STATED GOAL => Count each line in which the word "heütt" appears. Reply with the total and nothing more.

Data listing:

↓↓↓

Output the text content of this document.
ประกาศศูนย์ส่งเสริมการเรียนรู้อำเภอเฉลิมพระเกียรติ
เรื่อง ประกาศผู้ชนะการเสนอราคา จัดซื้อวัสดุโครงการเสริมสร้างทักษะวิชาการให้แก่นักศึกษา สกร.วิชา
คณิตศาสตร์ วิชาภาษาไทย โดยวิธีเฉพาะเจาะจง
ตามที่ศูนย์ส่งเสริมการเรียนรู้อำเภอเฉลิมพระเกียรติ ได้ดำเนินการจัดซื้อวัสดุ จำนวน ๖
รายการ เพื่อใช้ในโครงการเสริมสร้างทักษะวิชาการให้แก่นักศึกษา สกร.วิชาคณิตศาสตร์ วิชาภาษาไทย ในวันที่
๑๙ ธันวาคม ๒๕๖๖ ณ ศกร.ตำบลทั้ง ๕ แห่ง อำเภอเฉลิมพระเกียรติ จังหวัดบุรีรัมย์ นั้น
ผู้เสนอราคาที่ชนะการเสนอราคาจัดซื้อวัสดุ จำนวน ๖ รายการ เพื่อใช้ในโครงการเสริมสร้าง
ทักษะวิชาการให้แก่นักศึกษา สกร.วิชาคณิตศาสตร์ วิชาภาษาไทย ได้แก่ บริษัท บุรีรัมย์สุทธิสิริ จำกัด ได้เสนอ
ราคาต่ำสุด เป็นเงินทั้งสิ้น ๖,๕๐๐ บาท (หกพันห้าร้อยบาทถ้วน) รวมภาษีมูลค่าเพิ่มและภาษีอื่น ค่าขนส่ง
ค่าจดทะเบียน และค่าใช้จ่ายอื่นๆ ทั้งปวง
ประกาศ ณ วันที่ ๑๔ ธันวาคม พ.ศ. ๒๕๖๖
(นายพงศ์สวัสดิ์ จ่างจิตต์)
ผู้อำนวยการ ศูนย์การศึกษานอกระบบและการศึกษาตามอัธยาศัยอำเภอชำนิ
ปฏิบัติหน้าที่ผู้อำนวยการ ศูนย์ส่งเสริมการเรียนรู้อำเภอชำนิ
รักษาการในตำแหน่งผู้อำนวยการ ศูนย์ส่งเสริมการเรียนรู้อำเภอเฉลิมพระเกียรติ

↑↑↑
↓↓↓

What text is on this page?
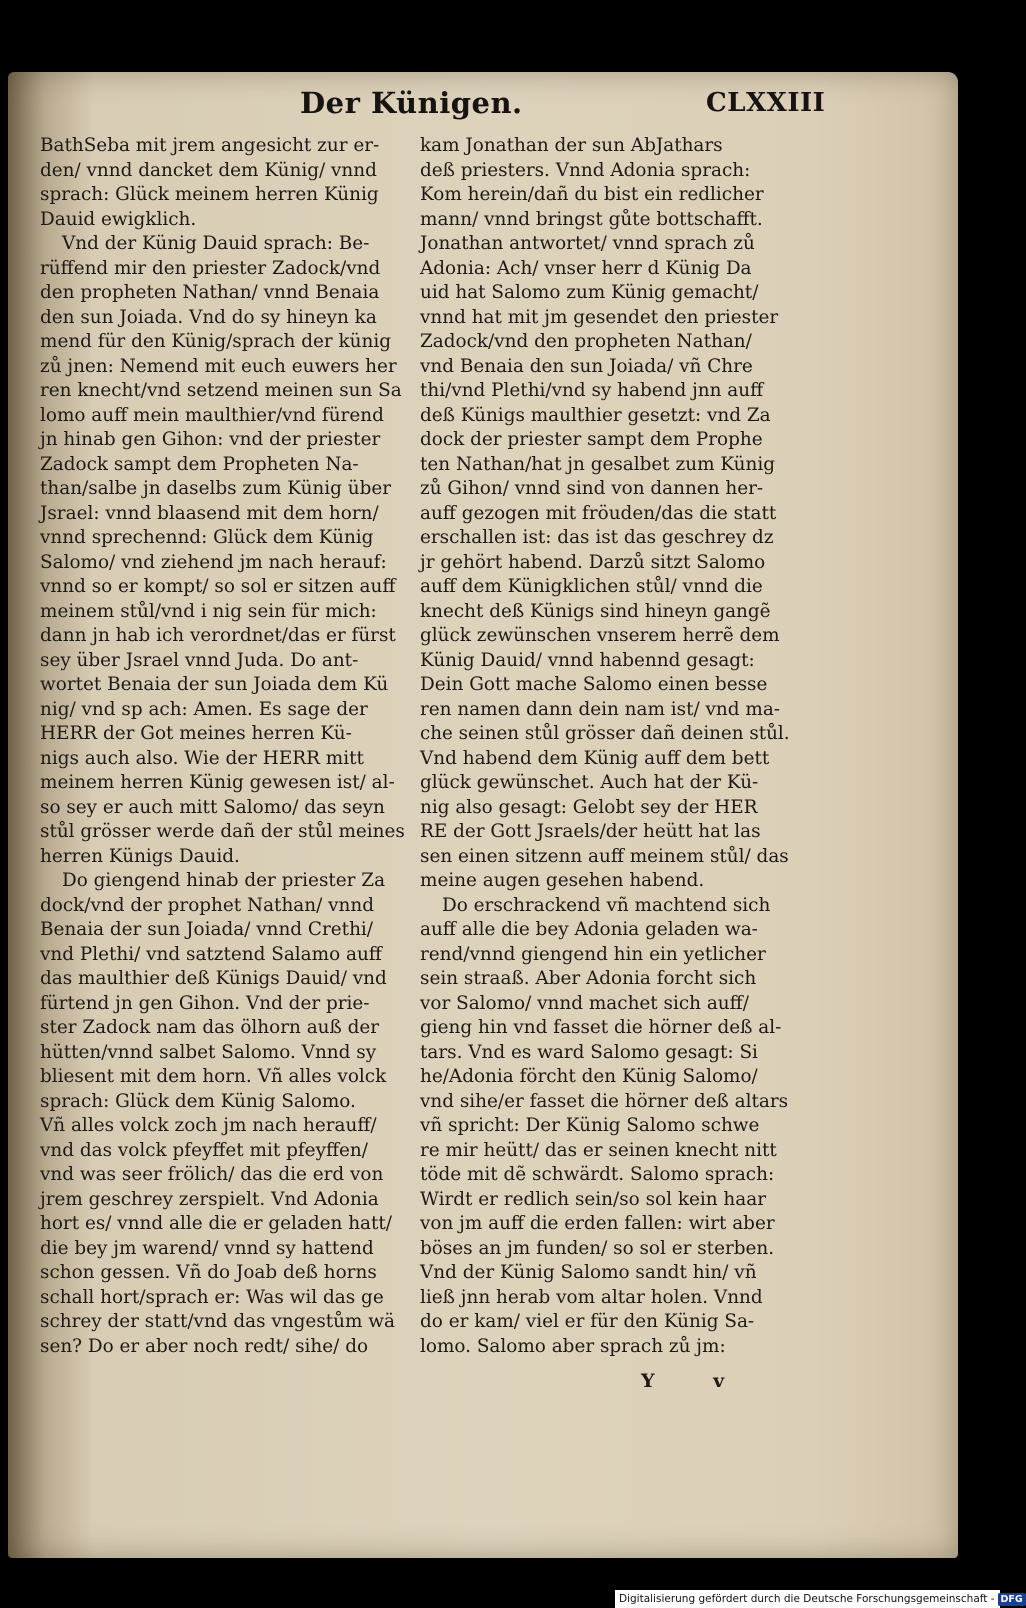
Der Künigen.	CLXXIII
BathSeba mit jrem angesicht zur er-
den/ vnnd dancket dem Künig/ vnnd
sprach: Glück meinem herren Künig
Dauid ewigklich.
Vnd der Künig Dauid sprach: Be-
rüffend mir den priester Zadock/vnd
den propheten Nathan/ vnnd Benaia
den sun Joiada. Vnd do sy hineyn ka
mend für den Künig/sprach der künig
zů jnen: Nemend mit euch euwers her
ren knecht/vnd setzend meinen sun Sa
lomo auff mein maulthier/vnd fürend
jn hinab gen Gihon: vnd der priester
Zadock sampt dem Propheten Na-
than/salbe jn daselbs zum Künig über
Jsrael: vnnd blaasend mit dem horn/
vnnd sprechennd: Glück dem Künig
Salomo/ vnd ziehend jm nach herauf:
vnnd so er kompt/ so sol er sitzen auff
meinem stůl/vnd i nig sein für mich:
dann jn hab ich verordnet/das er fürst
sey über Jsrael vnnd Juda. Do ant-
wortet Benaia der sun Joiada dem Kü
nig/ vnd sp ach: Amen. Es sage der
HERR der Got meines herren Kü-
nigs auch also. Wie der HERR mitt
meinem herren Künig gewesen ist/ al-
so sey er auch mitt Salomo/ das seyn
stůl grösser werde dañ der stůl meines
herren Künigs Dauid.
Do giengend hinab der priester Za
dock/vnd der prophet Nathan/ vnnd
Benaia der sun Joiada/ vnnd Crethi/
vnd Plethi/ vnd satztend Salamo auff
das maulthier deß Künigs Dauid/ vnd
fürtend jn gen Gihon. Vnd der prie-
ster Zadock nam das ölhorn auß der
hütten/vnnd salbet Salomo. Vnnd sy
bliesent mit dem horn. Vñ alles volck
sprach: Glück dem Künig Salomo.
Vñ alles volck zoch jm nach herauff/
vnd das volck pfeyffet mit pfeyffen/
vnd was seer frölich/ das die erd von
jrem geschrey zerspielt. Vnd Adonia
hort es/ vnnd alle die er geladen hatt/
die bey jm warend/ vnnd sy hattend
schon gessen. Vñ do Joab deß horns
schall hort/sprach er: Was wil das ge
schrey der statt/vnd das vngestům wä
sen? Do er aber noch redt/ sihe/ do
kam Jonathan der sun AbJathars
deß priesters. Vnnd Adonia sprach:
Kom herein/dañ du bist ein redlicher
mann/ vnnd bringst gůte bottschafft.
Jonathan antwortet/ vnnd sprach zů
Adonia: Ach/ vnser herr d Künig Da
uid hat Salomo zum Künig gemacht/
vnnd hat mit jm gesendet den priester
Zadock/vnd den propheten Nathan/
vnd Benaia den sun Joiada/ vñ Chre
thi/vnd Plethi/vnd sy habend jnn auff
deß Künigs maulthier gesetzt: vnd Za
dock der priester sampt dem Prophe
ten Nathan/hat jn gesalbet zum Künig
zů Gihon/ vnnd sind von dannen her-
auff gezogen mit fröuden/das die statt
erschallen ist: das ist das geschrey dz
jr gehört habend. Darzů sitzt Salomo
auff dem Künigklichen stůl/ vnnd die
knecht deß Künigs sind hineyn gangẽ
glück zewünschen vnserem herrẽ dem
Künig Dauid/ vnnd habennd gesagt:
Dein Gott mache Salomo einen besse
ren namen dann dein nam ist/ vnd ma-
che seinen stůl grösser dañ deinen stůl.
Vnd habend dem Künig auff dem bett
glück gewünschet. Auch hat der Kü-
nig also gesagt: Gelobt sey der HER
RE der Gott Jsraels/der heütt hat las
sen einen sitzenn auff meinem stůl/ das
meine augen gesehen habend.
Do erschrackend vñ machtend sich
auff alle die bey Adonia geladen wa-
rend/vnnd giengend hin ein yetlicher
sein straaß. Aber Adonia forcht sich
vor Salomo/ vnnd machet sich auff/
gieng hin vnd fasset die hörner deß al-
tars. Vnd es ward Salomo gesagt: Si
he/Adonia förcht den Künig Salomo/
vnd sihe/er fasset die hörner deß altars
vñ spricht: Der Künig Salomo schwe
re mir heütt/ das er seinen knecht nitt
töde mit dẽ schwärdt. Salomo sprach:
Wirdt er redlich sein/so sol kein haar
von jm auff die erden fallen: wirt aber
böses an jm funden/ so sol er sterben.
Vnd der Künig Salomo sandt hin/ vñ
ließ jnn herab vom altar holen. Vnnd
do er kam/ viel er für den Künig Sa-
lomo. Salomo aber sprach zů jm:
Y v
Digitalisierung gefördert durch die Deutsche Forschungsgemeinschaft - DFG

↑↑↑

FULL OUTPUT => 2